[Data records]
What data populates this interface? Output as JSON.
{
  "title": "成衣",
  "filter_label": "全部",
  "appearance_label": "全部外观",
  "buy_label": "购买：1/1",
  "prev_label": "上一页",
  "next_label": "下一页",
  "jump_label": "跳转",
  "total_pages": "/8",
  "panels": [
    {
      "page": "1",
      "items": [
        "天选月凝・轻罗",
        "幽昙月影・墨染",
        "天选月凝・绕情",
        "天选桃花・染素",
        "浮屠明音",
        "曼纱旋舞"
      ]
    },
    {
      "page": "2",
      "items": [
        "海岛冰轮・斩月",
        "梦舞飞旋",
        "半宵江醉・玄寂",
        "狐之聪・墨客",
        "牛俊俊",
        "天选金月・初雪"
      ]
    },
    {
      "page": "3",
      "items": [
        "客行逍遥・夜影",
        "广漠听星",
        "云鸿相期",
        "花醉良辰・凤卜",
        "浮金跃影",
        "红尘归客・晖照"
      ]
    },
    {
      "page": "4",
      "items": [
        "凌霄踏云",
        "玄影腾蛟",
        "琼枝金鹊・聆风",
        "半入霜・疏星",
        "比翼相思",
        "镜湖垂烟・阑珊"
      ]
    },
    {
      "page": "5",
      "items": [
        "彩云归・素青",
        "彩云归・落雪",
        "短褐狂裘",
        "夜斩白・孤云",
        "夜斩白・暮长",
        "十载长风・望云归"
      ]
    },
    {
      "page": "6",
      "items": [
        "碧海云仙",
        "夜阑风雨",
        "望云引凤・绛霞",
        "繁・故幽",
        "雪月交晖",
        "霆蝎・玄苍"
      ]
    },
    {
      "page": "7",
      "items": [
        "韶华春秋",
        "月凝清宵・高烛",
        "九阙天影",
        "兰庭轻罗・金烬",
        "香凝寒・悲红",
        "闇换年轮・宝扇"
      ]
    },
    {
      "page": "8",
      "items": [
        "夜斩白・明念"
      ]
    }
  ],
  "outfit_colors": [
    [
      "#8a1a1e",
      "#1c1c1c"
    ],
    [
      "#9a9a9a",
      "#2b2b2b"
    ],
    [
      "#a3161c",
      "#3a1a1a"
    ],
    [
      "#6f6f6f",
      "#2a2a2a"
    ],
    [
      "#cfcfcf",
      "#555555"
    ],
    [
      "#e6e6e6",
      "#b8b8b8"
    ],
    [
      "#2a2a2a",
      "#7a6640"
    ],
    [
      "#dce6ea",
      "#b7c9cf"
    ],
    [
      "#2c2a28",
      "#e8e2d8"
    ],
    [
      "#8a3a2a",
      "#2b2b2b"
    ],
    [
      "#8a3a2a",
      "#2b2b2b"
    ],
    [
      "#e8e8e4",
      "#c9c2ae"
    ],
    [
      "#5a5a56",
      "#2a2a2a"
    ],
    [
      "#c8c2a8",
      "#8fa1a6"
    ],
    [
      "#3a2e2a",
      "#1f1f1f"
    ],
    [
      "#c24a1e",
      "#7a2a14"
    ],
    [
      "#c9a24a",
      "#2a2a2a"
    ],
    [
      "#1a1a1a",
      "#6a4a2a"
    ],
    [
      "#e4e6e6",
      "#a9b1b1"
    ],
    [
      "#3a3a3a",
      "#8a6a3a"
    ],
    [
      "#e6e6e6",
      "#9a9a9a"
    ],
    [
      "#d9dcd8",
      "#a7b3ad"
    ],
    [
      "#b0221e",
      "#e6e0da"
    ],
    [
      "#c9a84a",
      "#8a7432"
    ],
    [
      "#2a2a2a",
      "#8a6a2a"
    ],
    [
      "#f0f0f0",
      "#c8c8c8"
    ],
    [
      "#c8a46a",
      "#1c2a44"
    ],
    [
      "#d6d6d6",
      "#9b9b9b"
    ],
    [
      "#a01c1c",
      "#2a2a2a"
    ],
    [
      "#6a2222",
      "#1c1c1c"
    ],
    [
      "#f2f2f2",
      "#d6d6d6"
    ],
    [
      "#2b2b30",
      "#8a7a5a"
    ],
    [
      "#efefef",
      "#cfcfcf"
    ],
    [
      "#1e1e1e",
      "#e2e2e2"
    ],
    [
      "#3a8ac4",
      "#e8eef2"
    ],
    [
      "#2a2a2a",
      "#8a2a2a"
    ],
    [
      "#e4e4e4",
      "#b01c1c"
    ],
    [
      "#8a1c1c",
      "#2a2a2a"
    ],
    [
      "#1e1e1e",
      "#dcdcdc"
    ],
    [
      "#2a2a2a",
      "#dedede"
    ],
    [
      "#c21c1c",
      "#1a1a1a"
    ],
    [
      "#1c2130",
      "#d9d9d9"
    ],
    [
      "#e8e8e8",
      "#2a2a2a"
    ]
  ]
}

**What you have to do:** Transcribe the material above word for word.

**Finished exercise:**
What data populates this interface? Output as JSON.
{
  "title": "成衣",
  "filter_label": "全部",
  "appearance_label": "全部外观",
  "buy_label": "购买：1/1",
  "prev_label": "上一页",
  "next_label": "下一页",
  "jump_label": "跳转",
  "total_pages": "/8",
  "panels": [
    {
      "page": "1",
      "items": [
        "天选月凝・轻罗",
        "幽昙月影・墨染",
        "天选月凝・绕情",
        "天选桃花・染素",
        "浮屠明音",
        "曼纱旋舞"
      ]
    },
    {
      "page": "2",
      "items": [
        "海岛冰轮・斩月",
        "梦舞飞旋",
        "半宵江醉・玄寂",
        "狐之聪・墨客",
        "牛俊俊",
        "天选金月・初雪"
      ]
    },
    {
      "page": "3",
      "items": [
        "客行逍遥・夜影",
        "广漠听星",
        "云鸿相期",
        "花醉良辰・凤卜",
        "浮金跃影",
        "红尘归客・晖照"
      ]
    },
    {
      "page": "4",
      "items": [
        "凌霄踏云",
        "玄影腾蛟",
        "琼枝金鹊・聆风",
        "半入霜・疏星",
        "比翼相思",
        "镜湖垂烟・阑珊"
      ]
    },
    {
      "page": "5",
      "items": [
        "彩云归・素青",
        "彩云归・落雪",
        "短褐狂裘",
        "夜斩白・孤云",
        "夜斩白・暮长",
        "十载长风・望云归"
      ]
    },
    {
      "page": "6",
      "items": [
        "碧海云仙",
        "夜阑风雨",
        "望云引凤・绛霞",
        "繁・故幽",
        "雪月交晖",
        "霆蝎・玄苍"
      ]
    },
    {
      "page": "7",
      "items": [
        "韶华春秋",
        "月凝清宵・高烛",
        "九阙天影",
        "兰庭轻罗・金烬",
        "香凝寒・悲红",
        "闇换年轮・宝扇"
      ]
    },
    {
      "page": "8",
      "items": [
        "夜斩白・明念"
      ]
    }
  ],
  "outfit_colors": [
    [
      "#8a1a1e",
      "#1c1c1c"
    ],
    [
      "#9a9a9a",
      "#2b2b2b"
    ],
    [
      "#a3161c",
      "#3a1a1a"
    ],
    [
      "#6f6f6f",
      "#2a2a2a"
    ],
    [
      "#cfcfcf",
      "#555555"
    ],
    [
      "#e6e6e6",
      "#b8b8b8"
    ],
    [
      "#2a2a2a",
      "#7a6640"
    ],
    [
      "#dce6ea",
      "#b7c9cf"
    ],
    [
      "#2c2a28",
      "#e8e2d8"
    ],
    [
      "#8a3a2a",
      "#2b2b2b"
    ],
    [
      "#8a3a2a",
      "#2b2b2b"
    ],
    [
      "#e8e8e4",
      "#c9c2ae"
    ],
    [
      "#5a5a56",
      "#2a2a2a"
    ],
    [
      "#c8c2a8",
      "#8fa1a6"
    ],
    [
      "#3a2e2a",
      "#1f1f1f"
    ],
    [
      "#c24a1e",
      "#7a2a14"
    ],
    [
      "#c9a24a",
      "#2a2a2a"
    ],
    [
      "#1a1a1a",
      "#6a4a2a"
    ],
    [
      "#e4e6e6",
      "#a9b1b1"
    ],
    [
      "#3a3a3a",
      "#8a6a3a"
    ],
    [
      "#e6e6e6",
      "#9a9a9a"
    ],
    [
      "#d9dcd8",
      "#a7b3ad"
    ],
    [
      "#b0221e",
      "#e6e0da"
    ],
    [
      "#c9a84a",
      "#8a7432"
    ],
    [
      "#2a2a2a",
      "#8a6a2a"
    ],
    [
      "#f0f0f0",
      "#c8c8c8"
    ],
    [
      "#c8a46a",
      "#1c2a44"
    ],
    [
      "#d6d6d6",
      "#9b9b9b"
    ],
    [
      "#a01c1c",
      "#2a2a2a"
    ],
    [
      "#6a2222",
      "#1c1c1c"
    ],
    [
      "#f2f2f2",
      "#d6d6d6"
    ],
    [
      "#2b2b30",
      "#8a7a5a"
    ],
    [
      "#efefef",
      "#cfcfcf"
    ],
    [
      "#1e1e1e",
      "#e2e2e2"
    ],
    [
      "#3a8ac4",
      "#e8eef2"
    ],
    [
      "#2a2a2a",
      "#8a2a2a"
    ],
    [
      "#e4e4e4",
      "#b01c1c"
    ],
    [
      "#8a1c1c",
      "#2a2a2a"
    ],
    [
      "#1e1e1e",
      "#dcdcdc"
    ],
    [
      "#2a2a2a",
      "#dedede"
    ],
    [
      "#c21c1c",
      "#1a1a1a"
    ],
    [
      "#1c2130",
      "#d9d9d9"
    ],
    [
      "#e8e8e8",
      "#2a2a2a"
    ]
  ]
}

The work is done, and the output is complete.